"""
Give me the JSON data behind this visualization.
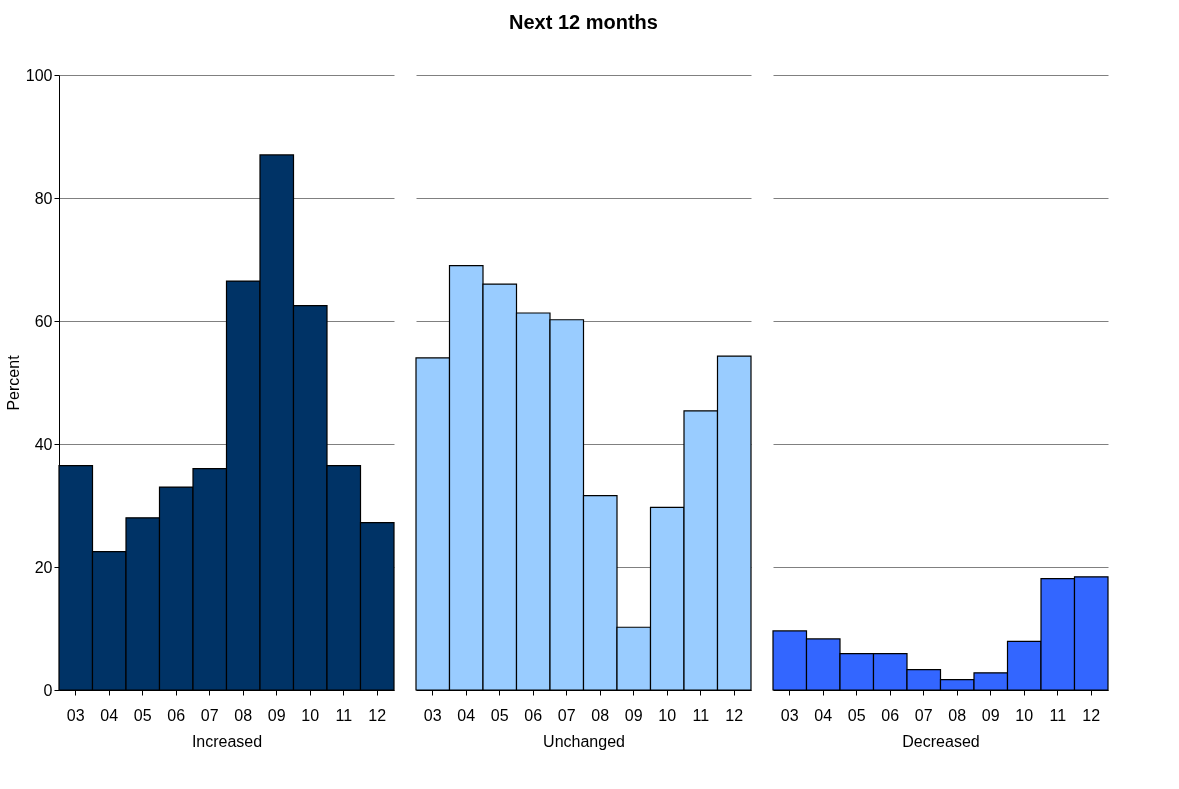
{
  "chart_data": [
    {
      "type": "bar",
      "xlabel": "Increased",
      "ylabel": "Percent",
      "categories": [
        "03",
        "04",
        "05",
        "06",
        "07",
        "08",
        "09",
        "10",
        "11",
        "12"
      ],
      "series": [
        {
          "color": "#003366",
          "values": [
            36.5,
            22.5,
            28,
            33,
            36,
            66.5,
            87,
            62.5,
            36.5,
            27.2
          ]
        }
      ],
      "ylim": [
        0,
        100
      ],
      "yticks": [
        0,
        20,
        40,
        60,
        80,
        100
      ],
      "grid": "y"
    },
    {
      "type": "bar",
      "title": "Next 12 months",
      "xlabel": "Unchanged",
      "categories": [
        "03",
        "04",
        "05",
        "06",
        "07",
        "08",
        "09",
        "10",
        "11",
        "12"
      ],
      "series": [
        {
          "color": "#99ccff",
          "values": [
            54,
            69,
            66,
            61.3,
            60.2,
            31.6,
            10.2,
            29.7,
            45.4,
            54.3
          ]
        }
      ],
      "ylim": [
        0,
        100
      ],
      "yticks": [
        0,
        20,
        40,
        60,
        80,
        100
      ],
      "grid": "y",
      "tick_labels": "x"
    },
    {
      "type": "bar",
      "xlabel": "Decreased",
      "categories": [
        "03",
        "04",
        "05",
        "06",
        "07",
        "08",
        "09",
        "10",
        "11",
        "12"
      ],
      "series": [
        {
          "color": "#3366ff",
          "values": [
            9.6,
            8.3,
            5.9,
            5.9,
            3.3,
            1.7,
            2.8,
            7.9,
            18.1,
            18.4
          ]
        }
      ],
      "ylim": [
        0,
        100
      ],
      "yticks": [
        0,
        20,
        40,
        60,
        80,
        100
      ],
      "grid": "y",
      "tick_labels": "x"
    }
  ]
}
"""
"""
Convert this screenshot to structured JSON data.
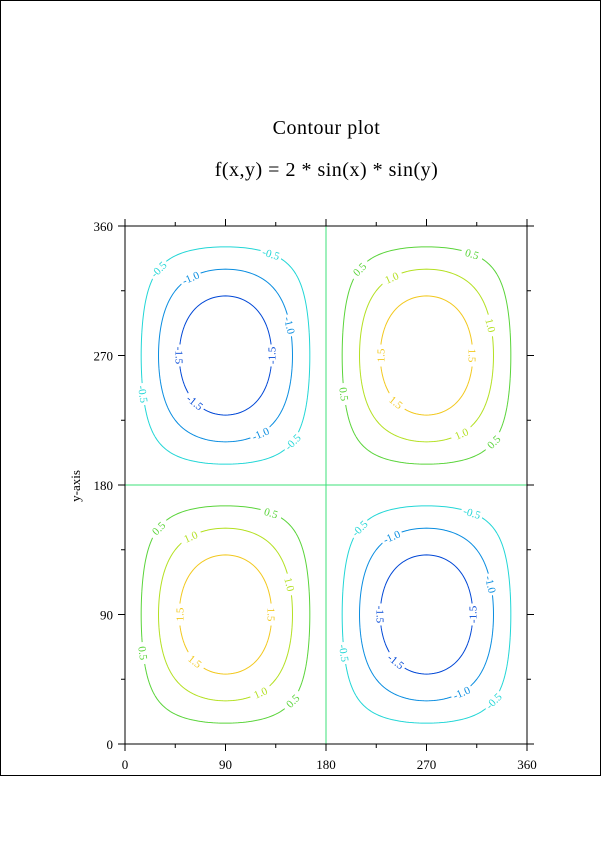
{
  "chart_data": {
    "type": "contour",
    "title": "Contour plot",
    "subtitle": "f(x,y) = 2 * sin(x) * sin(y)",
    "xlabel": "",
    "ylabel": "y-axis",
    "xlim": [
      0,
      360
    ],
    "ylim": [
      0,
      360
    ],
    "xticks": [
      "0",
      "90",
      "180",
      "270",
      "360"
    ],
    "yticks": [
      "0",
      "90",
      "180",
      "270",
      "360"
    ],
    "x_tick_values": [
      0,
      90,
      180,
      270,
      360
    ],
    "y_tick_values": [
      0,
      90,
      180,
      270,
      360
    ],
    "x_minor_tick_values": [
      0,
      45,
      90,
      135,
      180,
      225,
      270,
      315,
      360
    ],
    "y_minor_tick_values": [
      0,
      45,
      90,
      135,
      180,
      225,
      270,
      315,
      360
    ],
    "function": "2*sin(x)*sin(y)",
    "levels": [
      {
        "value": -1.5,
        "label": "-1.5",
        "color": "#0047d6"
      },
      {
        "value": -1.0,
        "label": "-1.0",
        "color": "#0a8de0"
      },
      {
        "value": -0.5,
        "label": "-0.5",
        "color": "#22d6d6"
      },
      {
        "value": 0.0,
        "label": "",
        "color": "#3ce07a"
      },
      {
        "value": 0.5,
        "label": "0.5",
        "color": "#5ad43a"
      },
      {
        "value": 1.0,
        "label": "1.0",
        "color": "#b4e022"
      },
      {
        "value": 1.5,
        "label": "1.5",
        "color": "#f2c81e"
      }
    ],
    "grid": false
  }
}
"""
Written problem ::
Check each line of the records above for the string "this", and report every line that has it.

Task response ::
Give me the JSON data behind this visualization.
Convert this screenshot to structured JSON data.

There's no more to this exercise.